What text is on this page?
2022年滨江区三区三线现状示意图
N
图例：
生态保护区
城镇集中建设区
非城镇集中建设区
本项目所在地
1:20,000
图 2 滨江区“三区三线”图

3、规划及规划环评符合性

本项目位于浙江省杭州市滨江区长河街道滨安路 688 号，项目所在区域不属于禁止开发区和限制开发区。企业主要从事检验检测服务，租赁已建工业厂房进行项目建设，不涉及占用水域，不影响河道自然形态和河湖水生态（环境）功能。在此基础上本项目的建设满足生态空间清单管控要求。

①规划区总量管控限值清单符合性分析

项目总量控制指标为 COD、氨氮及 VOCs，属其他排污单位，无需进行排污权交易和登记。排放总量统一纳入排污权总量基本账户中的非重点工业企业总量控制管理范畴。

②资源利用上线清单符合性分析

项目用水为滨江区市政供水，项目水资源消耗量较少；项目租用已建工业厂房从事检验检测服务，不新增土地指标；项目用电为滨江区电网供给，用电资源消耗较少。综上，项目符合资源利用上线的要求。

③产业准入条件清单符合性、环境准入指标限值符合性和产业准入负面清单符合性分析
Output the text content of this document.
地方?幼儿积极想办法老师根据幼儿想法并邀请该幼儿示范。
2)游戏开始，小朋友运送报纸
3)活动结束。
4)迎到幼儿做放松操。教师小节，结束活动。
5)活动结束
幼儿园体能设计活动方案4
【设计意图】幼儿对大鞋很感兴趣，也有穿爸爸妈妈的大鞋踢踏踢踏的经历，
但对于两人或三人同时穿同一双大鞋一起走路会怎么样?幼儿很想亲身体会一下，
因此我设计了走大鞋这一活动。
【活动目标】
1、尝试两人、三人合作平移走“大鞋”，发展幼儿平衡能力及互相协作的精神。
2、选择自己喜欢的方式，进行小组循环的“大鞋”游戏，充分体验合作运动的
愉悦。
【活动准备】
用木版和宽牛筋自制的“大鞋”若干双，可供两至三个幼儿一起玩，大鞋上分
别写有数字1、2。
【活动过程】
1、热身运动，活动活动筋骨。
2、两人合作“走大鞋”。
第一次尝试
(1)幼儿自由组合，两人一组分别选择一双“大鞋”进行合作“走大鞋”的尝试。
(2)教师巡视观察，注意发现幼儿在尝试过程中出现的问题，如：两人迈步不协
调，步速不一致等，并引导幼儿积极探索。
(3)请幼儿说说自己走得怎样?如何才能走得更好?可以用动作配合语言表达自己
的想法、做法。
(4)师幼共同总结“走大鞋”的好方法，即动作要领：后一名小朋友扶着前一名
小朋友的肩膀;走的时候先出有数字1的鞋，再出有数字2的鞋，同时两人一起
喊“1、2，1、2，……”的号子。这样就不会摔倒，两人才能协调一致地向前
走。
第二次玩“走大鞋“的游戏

▬▬▬▬▬▬

§ **EXERCISE INSTRUCTIONS**
Please list every line of the records that contains "this".

§ **FINAL ANSWER**
What text is on this page?
Output the text content of this document.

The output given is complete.